AIM OF THE EXERCISE
Look at each line of the records and count those with "mint" in them. Please answer with the count alone.

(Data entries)
-=-=-
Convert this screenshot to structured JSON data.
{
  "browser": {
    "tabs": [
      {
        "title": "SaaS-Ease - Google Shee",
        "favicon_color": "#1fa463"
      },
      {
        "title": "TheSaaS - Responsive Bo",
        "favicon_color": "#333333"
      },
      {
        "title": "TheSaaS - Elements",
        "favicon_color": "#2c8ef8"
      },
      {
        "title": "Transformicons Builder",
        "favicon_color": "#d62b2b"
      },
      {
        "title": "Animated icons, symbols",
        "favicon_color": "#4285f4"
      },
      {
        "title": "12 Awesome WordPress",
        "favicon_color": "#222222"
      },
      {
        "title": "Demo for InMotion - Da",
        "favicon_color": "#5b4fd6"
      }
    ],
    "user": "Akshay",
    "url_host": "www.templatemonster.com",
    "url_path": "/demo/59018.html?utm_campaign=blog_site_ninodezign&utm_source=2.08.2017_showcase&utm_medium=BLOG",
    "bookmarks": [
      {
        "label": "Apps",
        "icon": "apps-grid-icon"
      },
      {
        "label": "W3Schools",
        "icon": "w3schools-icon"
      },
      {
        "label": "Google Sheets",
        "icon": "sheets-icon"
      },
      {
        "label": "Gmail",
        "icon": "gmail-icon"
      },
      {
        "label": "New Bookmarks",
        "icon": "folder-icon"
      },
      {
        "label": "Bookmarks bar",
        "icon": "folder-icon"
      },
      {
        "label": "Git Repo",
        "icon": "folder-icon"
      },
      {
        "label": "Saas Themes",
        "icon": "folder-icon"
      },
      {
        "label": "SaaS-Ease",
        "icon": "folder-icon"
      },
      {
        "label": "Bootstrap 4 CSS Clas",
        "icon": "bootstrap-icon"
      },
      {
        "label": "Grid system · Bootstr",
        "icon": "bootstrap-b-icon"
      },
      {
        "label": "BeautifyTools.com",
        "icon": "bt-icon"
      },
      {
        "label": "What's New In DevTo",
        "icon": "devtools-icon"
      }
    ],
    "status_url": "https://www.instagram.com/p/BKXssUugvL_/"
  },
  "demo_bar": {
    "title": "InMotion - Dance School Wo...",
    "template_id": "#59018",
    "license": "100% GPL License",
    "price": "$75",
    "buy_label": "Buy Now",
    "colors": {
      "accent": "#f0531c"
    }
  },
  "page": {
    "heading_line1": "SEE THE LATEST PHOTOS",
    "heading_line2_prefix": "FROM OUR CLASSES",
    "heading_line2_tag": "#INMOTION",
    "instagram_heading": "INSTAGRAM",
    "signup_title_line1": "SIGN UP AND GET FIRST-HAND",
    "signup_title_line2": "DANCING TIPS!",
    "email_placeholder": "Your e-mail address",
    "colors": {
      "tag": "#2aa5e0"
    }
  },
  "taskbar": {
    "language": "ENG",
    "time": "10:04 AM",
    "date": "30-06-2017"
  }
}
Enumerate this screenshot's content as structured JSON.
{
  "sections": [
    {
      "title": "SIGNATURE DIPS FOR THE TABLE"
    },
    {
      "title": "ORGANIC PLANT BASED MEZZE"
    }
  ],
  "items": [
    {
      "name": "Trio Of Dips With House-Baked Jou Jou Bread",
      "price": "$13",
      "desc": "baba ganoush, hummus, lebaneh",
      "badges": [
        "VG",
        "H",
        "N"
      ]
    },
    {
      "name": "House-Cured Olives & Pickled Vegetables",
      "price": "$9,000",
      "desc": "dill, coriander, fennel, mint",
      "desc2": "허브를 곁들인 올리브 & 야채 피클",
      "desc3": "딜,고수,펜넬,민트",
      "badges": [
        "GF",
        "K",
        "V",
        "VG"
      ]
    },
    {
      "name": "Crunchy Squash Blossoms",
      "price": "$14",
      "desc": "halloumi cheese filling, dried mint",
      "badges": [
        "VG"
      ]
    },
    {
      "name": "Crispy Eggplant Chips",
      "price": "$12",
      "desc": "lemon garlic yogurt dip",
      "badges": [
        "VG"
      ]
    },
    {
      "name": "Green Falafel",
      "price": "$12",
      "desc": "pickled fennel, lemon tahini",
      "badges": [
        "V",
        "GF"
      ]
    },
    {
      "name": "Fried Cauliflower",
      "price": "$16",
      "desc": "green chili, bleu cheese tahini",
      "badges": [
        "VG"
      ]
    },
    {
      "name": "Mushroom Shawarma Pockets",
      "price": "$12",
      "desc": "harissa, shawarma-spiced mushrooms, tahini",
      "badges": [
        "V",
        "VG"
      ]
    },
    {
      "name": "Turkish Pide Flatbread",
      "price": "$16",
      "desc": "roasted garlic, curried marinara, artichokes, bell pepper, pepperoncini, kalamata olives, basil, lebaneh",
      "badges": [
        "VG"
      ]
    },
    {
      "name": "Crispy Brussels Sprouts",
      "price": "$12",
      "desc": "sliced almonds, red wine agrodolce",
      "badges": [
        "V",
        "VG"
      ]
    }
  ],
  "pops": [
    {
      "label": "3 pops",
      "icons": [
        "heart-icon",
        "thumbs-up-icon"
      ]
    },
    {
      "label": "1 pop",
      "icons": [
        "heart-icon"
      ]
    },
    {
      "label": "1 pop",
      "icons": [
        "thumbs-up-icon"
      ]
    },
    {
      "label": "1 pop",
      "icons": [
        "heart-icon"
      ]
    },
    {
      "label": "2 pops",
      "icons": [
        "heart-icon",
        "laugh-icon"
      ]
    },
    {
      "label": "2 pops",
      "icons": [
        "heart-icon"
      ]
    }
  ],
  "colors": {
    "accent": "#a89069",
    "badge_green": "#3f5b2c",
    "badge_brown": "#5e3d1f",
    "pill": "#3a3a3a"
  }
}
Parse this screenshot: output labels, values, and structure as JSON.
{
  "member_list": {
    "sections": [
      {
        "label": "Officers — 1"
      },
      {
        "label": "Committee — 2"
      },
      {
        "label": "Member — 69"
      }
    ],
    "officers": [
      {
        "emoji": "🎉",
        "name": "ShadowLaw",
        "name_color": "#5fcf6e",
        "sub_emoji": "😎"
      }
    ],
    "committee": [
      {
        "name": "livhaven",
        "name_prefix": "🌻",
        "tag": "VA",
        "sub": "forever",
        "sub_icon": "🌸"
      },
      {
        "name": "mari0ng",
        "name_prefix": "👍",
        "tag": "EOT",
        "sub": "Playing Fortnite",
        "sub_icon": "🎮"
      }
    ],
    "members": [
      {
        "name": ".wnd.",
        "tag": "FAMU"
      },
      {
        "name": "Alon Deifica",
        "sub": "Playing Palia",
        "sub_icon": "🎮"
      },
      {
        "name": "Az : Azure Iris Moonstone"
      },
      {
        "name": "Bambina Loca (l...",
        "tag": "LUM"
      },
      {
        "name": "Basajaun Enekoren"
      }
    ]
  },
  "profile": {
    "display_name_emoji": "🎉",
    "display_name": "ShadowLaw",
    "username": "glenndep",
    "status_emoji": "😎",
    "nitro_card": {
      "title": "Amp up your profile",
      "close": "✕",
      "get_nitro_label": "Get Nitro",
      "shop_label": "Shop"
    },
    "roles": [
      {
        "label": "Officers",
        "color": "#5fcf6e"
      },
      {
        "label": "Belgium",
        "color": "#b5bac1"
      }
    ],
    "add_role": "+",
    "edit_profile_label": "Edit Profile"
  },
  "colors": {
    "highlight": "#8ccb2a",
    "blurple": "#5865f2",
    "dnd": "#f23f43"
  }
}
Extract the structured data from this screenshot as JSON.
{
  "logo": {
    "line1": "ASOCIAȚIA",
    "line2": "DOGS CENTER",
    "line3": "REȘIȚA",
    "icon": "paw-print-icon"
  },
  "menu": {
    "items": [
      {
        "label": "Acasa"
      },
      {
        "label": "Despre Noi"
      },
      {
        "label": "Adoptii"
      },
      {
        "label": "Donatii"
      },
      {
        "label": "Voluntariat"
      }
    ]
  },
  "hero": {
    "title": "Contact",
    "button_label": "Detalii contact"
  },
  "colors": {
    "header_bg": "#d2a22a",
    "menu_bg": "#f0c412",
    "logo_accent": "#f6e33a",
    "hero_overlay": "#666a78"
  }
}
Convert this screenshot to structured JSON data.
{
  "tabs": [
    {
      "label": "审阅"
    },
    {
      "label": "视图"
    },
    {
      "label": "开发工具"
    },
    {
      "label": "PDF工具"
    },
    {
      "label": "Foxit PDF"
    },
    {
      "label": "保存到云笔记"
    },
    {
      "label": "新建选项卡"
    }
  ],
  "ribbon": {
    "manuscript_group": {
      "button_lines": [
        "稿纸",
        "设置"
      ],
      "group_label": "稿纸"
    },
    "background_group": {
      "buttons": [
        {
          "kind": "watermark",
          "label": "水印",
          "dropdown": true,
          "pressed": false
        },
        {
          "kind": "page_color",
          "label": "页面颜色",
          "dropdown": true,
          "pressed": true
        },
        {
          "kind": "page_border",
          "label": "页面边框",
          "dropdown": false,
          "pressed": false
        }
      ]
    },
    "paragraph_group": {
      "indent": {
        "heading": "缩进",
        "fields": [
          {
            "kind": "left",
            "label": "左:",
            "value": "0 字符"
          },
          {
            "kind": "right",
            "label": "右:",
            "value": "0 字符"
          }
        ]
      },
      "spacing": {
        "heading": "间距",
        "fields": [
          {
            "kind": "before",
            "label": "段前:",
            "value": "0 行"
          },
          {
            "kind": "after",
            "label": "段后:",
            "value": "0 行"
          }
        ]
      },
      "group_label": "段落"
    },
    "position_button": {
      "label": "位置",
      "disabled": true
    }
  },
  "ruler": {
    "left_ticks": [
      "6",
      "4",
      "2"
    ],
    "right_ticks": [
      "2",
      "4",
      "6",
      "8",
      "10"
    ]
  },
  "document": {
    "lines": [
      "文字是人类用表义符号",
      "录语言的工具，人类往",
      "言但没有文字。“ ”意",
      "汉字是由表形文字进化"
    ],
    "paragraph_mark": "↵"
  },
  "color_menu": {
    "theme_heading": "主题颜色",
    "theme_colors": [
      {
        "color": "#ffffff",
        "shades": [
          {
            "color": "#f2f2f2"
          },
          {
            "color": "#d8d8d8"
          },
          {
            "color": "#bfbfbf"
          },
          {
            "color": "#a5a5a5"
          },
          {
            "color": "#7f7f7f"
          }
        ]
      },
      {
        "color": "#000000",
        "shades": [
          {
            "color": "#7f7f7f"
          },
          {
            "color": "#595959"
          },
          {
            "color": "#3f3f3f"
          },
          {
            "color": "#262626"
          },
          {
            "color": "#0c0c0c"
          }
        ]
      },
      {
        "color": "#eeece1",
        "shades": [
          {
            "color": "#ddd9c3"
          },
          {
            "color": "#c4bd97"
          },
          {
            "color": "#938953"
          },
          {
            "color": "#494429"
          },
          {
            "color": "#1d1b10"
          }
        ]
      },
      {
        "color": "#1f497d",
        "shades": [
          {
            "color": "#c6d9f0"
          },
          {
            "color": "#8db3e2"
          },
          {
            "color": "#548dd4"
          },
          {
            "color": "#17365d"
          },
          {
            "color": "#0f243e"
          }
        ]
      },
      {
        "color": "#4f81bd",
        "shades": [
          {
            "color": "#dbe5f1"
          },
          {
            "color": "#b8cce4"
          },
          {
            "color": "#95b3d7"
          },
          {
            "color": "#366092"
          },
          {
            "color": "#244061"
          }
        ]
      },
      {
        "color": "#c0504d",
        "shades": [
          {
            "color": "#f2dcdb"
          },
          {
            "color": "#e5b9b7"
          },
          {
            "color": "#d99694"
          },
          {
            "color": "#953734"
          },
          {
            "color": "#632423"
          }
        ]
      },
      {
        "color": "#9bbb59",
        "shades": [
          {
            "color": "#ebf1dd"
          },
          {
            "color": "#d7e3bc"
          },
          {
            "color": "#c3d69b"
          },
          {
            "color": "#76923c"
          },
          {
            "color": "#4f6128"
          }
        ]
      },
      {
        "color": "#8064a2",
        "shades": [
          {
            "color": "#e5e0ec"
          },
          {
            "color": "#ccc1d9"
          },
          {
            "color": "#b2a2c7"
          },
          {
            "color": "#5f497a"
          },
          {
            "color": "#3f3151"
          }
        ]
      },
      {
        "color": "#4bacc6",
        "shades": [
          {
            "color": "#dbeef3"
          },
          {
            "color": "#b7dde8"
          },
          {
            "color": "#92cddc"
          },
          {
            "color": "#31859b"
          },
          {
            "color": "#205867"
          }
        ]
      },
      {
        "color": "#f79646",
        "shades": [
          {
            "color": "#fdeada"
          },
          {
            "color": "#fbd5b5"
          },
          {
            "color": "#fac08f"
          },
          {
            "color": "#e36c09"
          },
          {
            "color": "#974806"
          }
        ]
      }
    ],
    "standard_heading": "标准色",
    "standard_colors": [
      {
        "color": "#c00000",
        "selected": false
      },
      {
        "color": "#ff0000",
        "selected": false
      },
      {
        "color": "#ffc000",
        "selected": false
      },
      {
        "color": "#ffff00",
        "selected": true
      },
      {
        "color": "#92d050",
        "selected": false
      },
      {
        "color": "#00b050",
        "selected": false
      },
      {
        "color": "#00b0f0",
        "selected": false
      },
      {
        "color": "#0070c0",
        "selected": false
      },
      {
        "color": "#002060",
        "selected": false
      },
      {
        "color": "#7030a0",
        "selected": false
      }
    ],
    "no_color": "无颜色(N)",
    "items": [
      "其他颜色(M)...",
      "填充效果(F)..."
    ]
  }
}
-=-=-
WRITTEN ANSWER
2